### Given problem
Every line of the material is to be quoted verbatim, minus the pictures.

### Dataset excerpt
-- START --
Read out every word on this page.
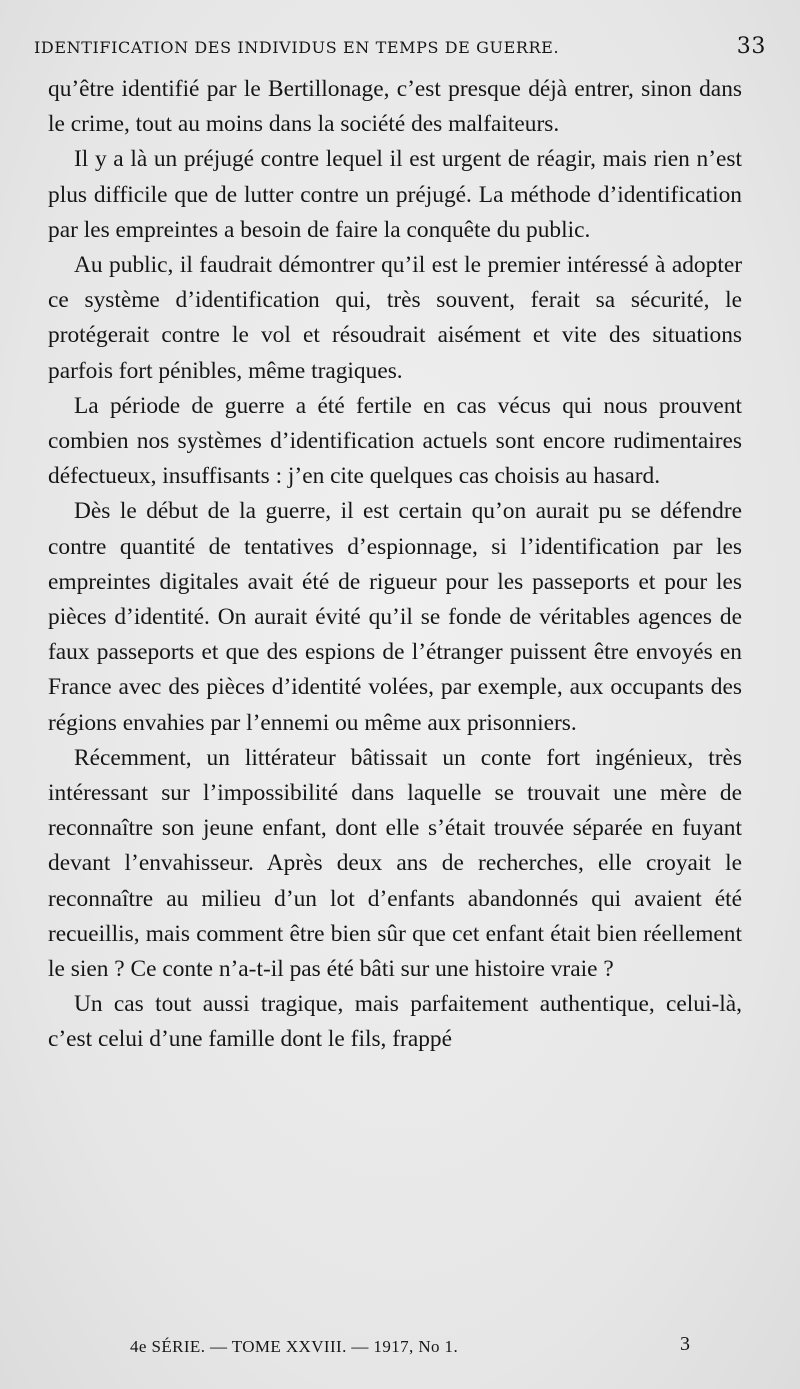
IDENTIFICATION DES INDIVIDUS EN TEMPS DE GUERRE.	33

qu’être identifié par le Bertillonage, c’est presque déjà entrer, sinon dans le crime, tout au moins dans la société des malfaiteurs.

Il y a là un préjugé contre lequel il est urgent de réagir, mais rien n’est plus difficile que de lutter contre un préjugé. La méthode d’identification par les empreintes a besoin de faire la conquête du public.

Au public, il faudrait démontrer qu’il est le premier intéressé à adopter ce système d’identification qui, très souvent, ferait sa sécurité, le protégerait contre le vol et résoudrait aisément et vite des situations parfois fort pénibles, même tragiques.

La période de guerre a été fertile en cas vécus qui nous prouvent combien nos systèmes d’identification actuels sont encore rudimentaires défectueux, insuffisants : j’en cite quelques cas choisis au hasard.

Dès le début de la guerre, il est certain qu’on aurait pu se défendre contre quantité de tentatives d’espionnage, si l’identification par les empreintes digitales avait été de rigueur pour les passeports et pour les pièces d’identité. On aurait évité qu’il se fonde de véritables agences de faux passeports et que des espions de l’étranger puissent être envoyés en France avec des pièces d’identité volées, par exemple, aux occupants des régions envahies par l’ennemi ou même aux prisonniers.

Récemment, un littérateur bâtissait un conte fort ingénieux, très intéressant sur l’impossibilité dans laquelle se trouvait une mère de reconnaître son jeune enfant, dont elle s’était trouvée séparée en fuyant devant l’envahisseur. Après deux ans de recherches, elle croyait le reconnaître au milieu d’un lot d’enfants abandonnés qui avaient été recueillis, mais comment être bien sûr que cet enfant était bien réellement le sien ? Ce conte n’a-t-il pas été bâti sur une histoire vraie ?

Un cas tout aussi tragique, mais parfaitement authentique, celui-là, c’est celui d’une famille dont le fils, frappé

4e SÉRIE. — TOME XXVIII. — 1917, No 1.	3
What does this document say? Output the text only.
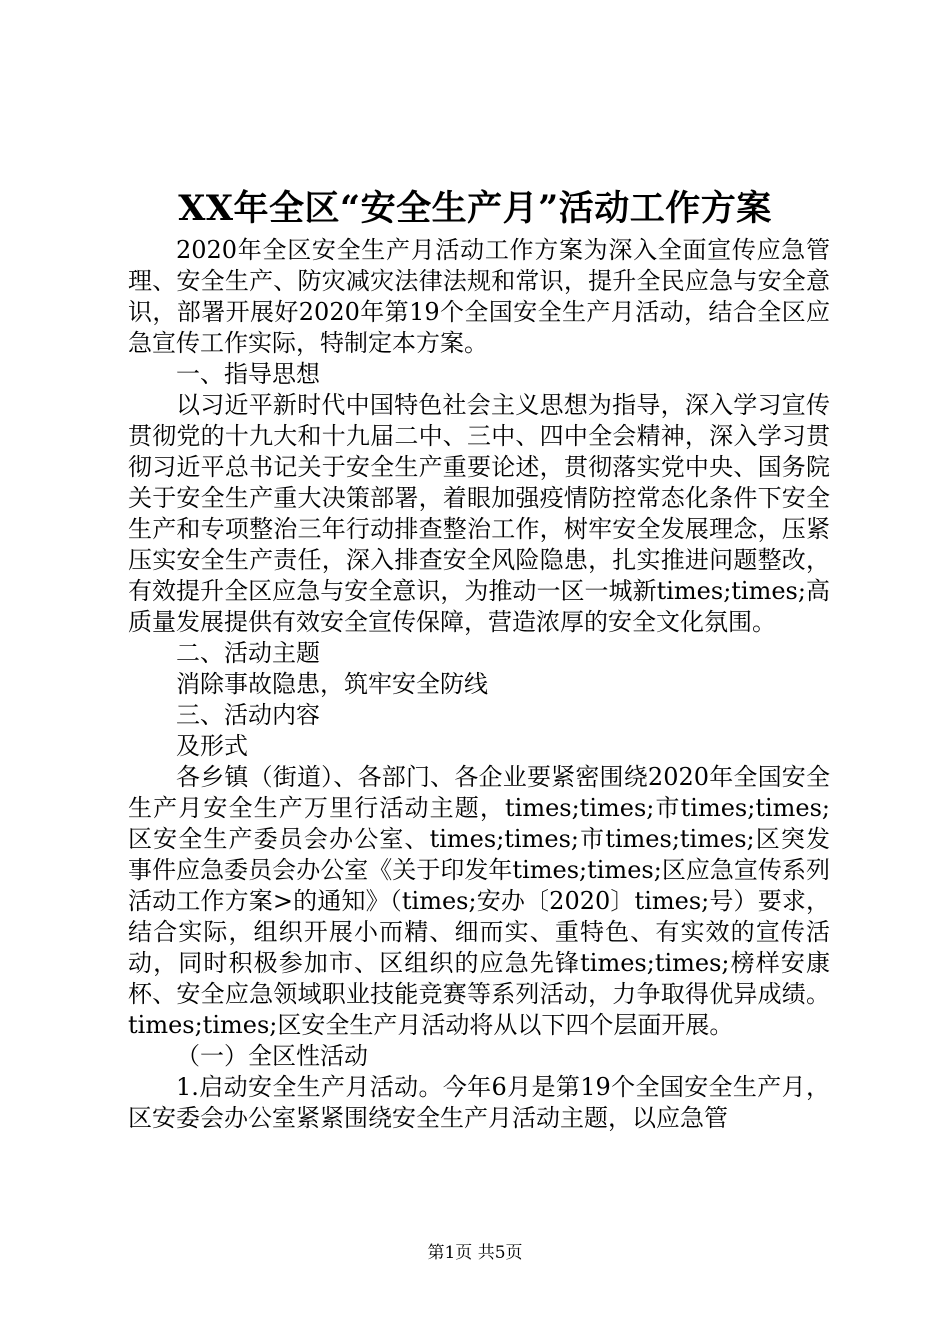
XX年全区“安全生产月”活动工作方案

2020年全区安全生产月活动工作方案为深入全面宣传应急管理、安全生产、防灾减灾法律法规和常识，提升全民应急与安全意识，部署开展好2020年第19个全国安全生产月活动，结合全区应急宣传工作实际，特制定本方案。

一、指导思想

以习近平新时代中国特色社会主义思想为指导，深入学习宣传贯彻党的十九大和十九届二中、三中、四中全会精神，深入学习贯彻习近平总书记关于安全生产重要论述，贯彻落实党中央、国务院关于安全生产重大决策部署，着眼加强疫情防控常态化条件下安全生产和专项整治三年行动排查整治工作，树牢安全发展理念，压紧压实安全生产责任，深入排查安全风险隐患，扎实推进问题整改，有效提升全区应急与安全意识，为推动一区一城新times;times;高质量发展提供有效安全宣传保障，营造浓厚的安全文化氛围。

二、活动主题

消除事故隐患，筑牢安全防线

三、活动内容

及形式

各乡镇（街道）、各部门、各企业要紧密围绕2020年全国安全生产月安全生产万里行活动主题，times;times;市times;times;区安全生产委员会办公室、times;times;市times;times;区突发事件应急委员会办公室《关于印发年times;times;区应急宣传系列活动工作方案>的通知》（times;安办〔2020〕times;号）要求，结合实际，组织开展小而精、细而实、重特色、有实效的宣传活动，同时积极参加市、区组织的应急先锋times;times;榜样安康杯、安全应急领域职业技能竞赛等系列活动，力争取得优异成绩。times;times;区安全生产月活动将从以下四个层面开展。

（一）全区性活动

1.启动安全生产月活动。今年6月是第19个全国安全生产月，区安委会办公室紧紧围绕安全生产月活动主题，以应急管

第1页 共5页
-- END --
### Correct output
Read out every word on this page.
IDENTIFICATION DES INDIVIDUS EN TEMPS DE GUERRE.	33

qu’être identifié par le Bertillonage, c’est presque déjà entrer, sinon dans le crime, tout au moins dans la société des malfaiteurs.

Il y a là un préjugé contre lequel il est urgent de réagir, mais rien n’est plus difficile que de lutter contre un préjugé. La méthode d’identification par les empreintes a besoin de faire la conquête du public.

Au public, il faudrait démontrer qu’il est le premier intéressé à adopter ce système d’identification qui, très souvent, ferait sa sécurité, le protégerait contre le vol et résoudrait aisément et vite des situations parfois fort pénibles, même tragiques.

La période de guerre a été fertile en cas vécus qui nous prouvent combien nos systèmes d’identification actuels sont encore rudimentaires défectueux, insuffisants : j’en cite quelques cas choisis au hasard.

Dès le début de la guerre, il est certain qu’on aurait pu se défendre contre quantité de tentatives d’espionnage, si l’identification par les empreintes digitales avait été de rigueur pour les passeports et pour les pièces d’identité. On aurait évité qu’il se fonde de véritables agences de faux passeports et que des espions de l’étranger puissent être envoyés en France avec des pièces d’identité volées, par exemple, aux occupants des régions envahies par l’ennemi ou même aux prisonniers.

Récemment, un littérateur bâtissait un conte fort ingénieux, très intéressant sur l’impossibilité dans laquelle se trouvait une mère de reconnaître son jeune enfant, dont elle s’était trouvée séparée en fuyant devant l’envahisseur. Après deux ans de recherches, elle croyait le reconnaître au milieu d’un lot d’enfants abandonnés qui avaient été recueillis, mais comment être bien sûr que cet enfant était bien réellement le sien ? Ce conte n’a-t-il pas été bâti sur une histoire vraie ?

Un cas tout aussi tragique, mais parfaitement authentique, celui-là, c’est celui d’une famille dont le fils, frappé

4e SÉRIE. — TOME XXVIII. — 1917, No 1.	3
What does this document say? Output the text only.
XX年全区“安全生产月”活动工作方案

2020年全区安全生产月活动工作方案为深入全面宣传应急管理、安全生产、防灾减灾法律法规和常识，提升全民应急与安全意识，部署开展好2020年第19个全国安全生产月活动，结合全区应急宣传工作实际，特制定本方案。

一、指导思想

以习近平新时代中国特色社会主义思想为指导，深入学习宣传贯彻党的十九大和十九届二中、三中、四中全会精神，深入学习贯彻习近平总书记关于安全生产重要论述，贯彻落实党中央、国务院关于安全生产重大决策部署，着眼加强疫情防控常态化条件下安全生产和专项整治三年行动排查整治工作，树牢安全发展理念，压紧压实安全生产责任，深入排查安全风险隐患，扎实推进问题整改，有效提升全区应急与安全意识，为推动一区一城新times;times;高质量发展提供有效安全宣传保障，营造浓厚的安全文化氛围。

二、活动主题

消除事故隐患，筑牢安全防线

三、活动内容

及形式

各乡镇（街道）、各部门、各企业要紧密围绕2020年全国安全生产月安全生产万里行活动主题，times;times;市times;times;区安全生产委员会办公室、times;times;市times;times;区突发事件应急委员会办公室《关于印发年times;times;区应急宣传系列活动工作方案>的通知》（times;安办〔2020〕times;号）要求，结合实际，组织开展小而精、细而实、重特色、有实效的宣传活动，同时积极参加市、区组织的应急先锋times;times;榜样安康杯、安全应急领域职业技能竞赛等系列活动，力争取得优异成绩。times;times;区安全生产月活动将从以下四个层面开展。

（一）全区性活动

1.启动安全生产月活动。今年6月是第19个全国安全生产月，区安委会办公室紧紧围绕安全生产月活动主题，以应急管

第1页 共5页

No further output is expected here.